[Saved entries]
□ □ □ □ □ □ □
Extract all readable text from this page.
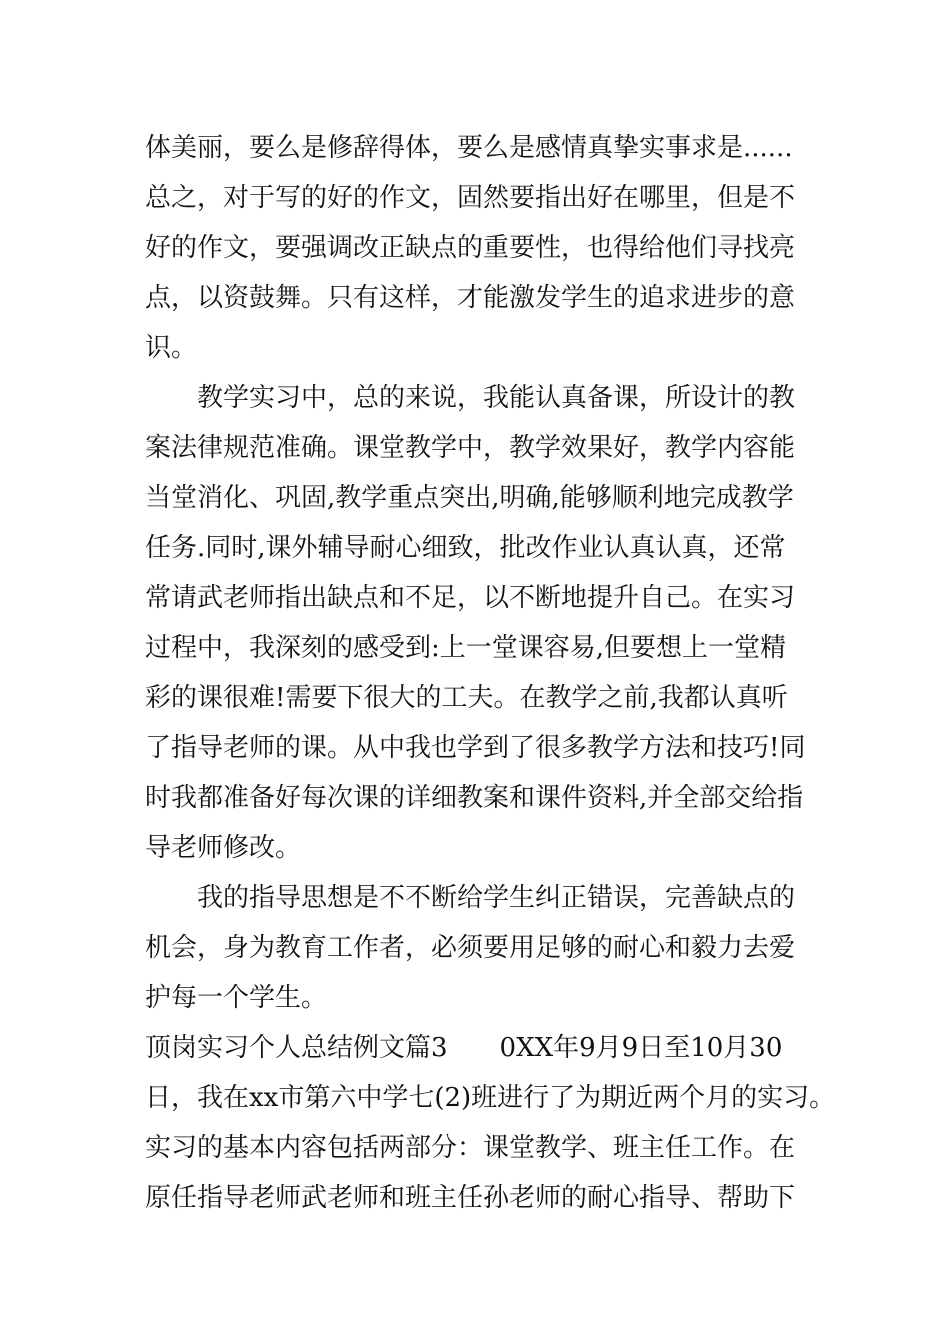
体美丽，要么是修辞得体，要么是感情真挚实事求是......
总之，对于写的好的作文，固然要指出好在哪里，但是不
好的作文，要强调改正缺点的重要性，也得给他们寻找亮
点，以资鼓舞。只有这样，才能激发学生的追求进步的意
识。
　　教学实习中，总的来说，我能认真备课，所设计的教
案法律规范准确。课堂教学中，教学效果好，教学内容能
当堂消化、巩固,教学重点突出,明确,能够顺利地完成教学
任务.同时,课外辅导耐心细致，批改作业认真认真，还常
常请武老师指出缺点和不足，以不断地提升自己。在实习
过程中，我深刻的感受到:上一堂课容易,但要想上一堂精
彩的课很难!需要下很大的工夫。在教学之前,我都认真听
了指导老师的课。从中我也学到了很多教学方法和技巧!同
时我都准备好每次课的详细教案和课件资料,并全部交给指
导老师修改。
　　我的指导思想是不不断给学生纠正错误，完善缺点的
机会，身为教育工作者，必须要用足够的耐心和毅力去爱
护每一个学生。
顶岗实习个人总结例文篇3　　0XX年9月9日至10月30
日，我在xx市第六中学七(2)班进行了为期近两个月的实习。
实习的基本内容包括两部分：课堂教学、班主任工作。在
原任指导老师武老师和班主任孙老师的耐心指导、帮助下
□ □ □ □ □ □ □
> _What you should do_:
Return the material exactly as given, apart from the pictures.

> _Answer_:
Extract all readable text from this page.
体美丽，要么是修辞得体，要么是感情真挚实事求是......
总之，对于写的好的作文，固然要指出好在哪里，但是不
好的作文，要强调改正缺点的重要性，也得给他们寻找亮
点，以资鼓舞。只有这样，才能激发学生的追求进步的意
识。
　　教学实习中，总的来说，我能认真备课，所设计的教
案法律规范准确。课堂教学中，教学效果好，教学内容能
当堂消化、巩固,教学重点突出,明确,能够顺利地完成教学
任务.同时,课外辅导耐心细致，批改作业认真认真，还常
常请武老师指出缺点和不足，以不断地提升自己。在实习
过程中，我深刻的感受到:上一堂课容易,但要想上一堂精
彩的课很难!需要下很大的工夫。在教学之前,我都认真听
了指导老师的课。从中我也学到了很多教学方法和技巧!同
时我都准备好每次课的详细教案和课件资料,并全部交给指
导老师修改。
　　我的指导思想是不不断给学生纠正错误，完善缺点的
机会，身为教育工作者，必须要用足够的耐心和毅力去爱
护每一个学生。
顶岗实习个人总结例文篇3　　0XX年9月9日至10月30
日，我在xx市第六中学七(2)班进行了为期近两个月的实习。
实习的基本内容包括两部分：课堂教学、班主任工作。在
原任指导老师武老师和班主任孙老师的耐心指导、帮助下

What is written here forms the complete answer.